Record excerpts:
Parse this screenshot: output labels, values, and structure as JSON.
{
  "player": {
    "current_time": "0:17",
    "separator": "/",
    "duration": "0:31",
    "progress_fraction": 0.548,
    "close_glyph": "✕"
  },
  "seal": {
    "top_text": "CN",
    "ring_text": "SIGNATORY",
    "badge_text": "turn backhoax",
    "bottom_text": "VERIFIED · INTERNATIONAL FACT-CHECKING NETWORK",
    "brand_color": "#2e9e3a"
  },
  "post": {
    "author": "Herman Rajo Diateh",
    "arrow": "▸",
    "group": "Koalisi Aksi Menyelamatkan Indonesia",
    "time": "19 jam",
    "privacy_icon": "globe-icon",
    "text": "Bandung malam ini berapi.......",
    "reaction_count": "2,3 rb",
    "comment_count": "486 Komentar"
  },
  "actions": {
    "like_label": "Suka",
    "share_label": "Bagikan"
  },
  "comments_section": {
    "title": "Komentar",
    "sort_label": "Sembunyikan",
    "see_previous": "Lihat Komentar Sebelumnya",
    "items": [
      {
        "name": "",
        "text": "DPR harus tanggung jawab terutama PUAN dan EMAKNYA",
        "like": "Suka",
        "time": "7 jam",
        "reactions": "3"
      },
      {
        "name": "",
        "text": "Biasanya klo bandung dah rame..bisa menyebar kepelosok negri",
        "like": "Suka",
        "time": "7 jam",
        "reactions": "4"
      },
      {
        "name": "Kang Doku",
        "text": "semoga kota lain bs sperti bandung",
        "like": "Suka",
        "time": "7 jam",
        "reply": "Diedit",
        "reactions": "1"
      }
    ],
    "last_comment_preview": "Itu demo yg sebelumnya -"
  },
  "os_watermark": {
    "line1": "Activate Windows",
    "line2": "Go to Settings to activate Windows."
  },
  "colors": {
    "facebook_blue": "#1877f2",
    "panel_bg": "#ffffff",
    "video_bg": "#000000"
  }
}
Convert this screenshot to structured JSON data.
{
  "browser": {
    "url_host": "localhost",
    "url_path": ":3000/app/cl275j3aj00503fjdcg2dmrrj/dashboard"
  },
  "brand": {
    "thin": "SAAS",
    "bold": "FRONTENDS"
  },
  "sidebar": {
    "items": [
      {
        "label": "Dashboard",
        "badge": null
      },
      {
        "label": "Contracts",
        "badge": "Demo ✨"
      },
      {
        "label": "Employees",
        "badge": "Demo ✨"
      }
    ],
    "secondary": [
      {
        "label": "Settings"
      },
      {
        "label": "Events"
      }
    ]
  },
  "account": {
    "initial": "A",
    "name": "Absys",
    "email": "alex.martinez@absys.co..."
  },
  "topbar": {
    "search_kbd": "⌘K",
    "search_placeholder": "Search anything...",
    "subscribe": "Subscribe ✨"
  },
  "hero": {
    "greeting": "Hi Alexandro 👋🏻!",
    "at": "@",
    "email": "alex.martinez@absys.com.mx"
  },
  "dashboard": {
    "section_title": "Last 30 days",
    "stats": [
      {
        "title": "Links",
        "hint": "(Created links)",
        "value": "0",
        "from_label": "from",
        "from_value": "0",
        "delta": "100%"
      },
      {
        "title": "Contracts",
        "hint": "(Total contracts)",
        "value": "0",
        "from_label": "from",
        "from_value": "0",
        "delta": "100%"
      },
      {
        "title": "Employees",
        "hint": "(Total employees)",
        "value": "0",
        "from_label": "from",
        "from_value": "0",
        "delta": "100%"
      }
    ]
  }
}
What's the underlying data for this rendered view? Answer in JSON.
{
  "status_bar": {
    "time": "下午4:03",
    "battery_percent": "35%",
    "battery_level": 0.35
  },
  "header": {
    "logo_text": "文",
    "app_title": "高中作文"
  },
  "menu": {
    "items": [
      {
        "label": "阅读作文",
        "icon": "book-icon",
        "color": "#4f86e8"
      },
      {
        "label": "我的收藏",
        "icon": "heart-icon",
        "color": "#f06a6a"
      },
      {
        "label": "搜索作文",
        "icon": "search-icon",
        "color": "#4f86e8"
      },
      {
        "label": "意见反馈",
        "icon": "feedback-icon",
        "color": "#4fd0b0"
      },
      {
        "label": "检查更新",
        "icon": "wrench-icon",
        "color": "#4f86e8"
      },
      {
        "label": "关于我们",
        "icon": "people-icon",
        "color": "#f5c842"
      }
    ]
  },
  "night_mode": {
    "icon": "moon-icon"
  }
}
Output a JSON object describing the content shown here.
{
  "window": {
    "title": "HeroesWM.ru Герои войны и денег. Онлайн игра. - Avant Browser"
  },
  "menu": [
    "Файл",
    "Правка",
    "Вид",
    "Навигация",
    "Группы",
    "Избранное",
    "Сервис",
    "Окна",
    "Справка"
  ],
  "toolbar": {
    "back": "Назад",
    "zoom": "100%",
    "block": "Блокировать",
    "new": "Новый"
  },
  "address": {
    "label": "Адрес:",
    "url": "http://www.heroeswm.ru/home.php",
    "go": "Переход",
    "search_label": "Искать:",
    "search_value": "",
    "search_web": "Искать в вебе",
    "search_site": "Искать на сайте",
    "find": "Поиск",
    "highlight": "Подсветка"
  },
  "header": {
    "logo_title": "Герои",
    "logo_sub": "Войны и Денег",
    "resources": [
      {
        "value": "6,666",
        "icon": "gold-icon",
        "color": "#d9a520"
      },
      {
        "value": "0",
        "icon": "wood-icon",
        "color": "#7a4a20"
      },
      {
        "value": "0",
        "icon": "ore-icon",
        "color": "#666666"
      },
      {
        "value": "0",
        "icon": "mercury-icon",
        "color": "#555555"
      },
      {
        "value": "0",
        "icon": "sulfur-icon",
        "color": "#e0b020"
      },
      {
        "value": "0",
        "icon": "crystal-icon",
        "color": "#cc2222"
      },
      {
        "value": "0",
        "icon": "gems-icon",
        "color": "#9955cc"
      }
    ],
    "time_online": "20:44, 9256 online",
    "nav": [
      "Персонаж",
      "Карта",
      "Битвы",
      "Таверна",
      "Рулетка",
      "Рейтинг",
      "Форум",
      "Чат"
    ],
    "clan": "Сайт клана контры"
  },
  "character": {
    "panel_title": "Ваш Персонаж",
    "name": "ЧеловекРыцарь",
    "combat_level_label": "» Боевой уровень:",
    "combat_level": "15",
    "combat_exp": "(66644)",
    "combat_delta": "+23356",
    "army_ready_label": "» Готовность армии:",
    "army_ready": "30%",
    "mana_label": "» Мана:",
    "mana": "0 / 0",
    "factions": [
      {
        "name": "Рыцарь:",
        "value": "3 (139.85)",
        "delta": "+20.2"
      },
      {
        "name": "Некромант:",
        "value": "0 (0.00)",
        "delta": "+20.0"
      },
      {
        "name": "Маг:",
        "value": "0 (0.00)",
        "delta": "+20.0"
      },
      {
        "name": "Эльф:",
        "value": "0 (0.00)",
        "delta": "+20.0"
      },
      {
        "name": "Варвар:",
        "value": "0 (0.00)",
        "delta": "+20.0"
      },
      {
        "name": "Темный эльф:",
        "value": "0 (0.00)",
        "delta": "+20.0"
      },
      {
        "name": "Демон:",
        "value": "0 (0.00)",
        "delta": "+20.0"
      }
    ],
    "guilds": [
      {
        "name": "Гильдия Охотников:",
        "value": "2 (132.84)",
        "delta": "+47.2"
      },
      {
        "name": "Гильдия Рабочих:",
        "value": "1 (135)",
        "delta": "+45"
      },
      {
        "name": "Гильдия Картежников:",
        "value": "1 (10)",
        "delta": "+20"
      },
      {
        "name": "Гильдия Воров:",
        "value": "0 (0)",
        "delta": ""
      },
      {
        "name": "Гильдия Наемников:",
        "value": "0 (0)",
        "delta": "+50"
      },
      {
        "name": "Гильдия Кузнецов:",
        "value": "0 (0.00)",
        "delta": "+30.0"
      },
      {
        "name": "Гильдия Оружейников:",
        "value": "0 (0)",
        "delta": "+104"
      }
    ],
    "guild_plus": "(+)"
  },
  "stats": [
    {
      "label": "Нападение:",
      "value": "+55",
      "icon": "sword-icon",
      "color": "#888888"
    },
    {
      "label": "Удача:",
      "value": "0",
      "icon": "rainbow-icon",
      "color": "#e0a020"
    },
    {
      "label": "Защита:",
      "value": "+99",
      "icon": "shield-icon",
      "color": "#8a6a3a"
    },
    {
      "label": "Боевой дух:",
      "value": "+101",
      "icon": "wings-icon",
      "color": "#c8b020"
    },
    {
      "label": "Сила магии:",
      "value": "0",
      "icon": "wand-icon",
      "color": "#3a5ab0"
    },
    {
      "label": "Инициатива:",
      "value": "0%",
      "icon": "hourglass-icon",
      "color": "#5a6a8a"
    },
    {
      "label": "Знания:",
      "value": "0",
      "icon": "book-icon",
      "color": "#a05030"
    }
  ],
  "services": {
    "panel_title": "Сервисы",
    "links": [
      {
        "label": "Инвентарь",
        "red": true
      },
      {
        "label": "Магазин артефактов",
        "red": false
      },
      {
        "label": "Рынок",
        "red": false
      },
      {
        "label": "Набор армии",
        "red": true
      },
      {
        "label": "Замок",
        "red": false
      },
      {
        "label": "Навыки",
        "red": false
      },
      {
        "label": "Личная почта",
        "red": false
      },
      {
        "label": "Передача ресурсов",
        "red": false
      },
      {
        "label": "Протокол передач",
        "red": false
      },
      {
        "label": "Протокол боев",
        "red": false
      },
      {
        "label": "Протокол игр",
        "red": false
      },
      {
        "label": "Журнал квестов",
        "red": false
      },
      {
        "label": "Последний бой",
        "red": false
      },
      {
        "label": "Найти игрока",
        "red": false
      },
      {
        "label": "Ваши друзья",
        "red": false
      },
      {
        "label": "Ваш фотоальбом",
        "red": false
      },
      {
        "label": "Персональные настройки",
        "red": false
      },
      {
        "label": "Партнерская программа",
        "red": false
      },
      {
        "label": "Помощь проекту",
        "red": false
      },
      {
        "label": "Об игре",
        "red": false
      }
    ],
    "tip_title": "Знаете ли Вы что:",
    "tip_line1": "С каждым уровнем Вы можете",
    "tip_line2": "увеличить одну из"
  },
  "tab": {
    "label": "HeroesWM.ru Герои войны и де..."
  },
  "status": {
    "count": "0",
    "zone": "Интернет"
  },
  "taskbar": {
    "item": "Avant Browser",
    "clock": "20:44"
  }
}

Problem to work on: Pull out every line of the records above that contains the word "Settings".

Exercise result:
    "line2": "Go to Settings to activate Windows."
        "label": "Settings"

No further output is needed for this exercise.